# Task directions:
Retype the records below exactly as they appear, but leave out any pictures.

==========

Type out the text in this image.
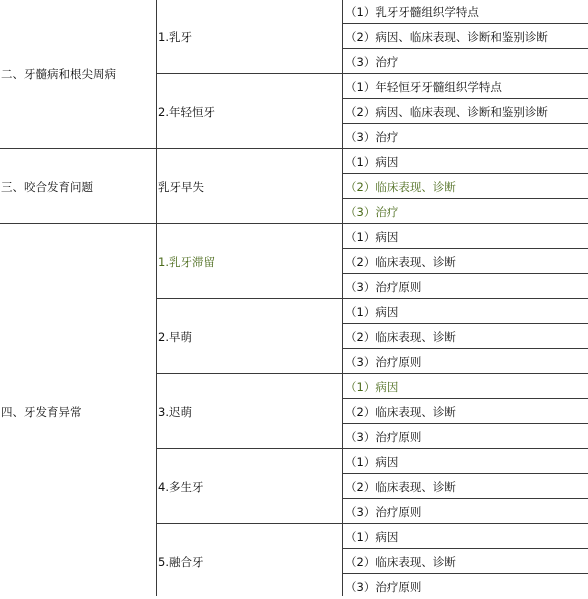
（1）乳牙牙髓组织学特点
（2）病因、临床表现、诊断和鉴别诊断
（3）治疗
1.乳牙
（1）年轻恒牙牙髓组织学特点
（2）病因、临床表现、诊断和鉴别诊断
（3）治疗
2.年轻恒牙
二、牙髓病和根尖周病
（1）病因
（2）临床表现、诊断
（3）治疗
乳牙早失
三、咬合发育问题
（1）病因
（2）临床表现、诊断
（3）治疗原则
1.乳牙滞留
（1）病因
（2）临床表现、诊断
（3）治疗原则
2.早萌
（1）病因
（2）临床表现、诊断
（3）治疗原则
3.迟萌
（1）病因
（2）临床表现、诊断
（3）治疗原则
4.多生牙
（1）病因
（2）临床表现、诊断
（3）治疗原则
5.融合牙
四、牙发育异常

==========

# Exercise solution:
Type out the text in this image.
（1）乳牙牙髓组织学特点
（2）病因、临床表现、诊断和鉴别诊断
（3）治疗
1.乳牙
（1）年轻恒牙牙髓组织学特点
（2）病因、临床表现、诊断和鉴别诊断
（3）治疗
2.年轻恒牙
二、牙髓病和根尖周病
（1）病因
（2）临床表现、诊断
（3）治疗
乳牙早失
三、咬合发育问题
（1）病因
（2）临床表现、诊断
（3）治疗原则
1.乳牙滞留
（1）病因
（2）临床表现、诊断
（3）治疗原则
2.早萌
（1）病因
（2）临床表现、诊断
（3）治疗原则
3.迟萌
（1）病因
（2）临床表现、诊断
（3）治疗原则
4.多生牙
（1）病因
（2）临床表现、诊断
（3）治疗原则
5.融合牙
四、牙发育异常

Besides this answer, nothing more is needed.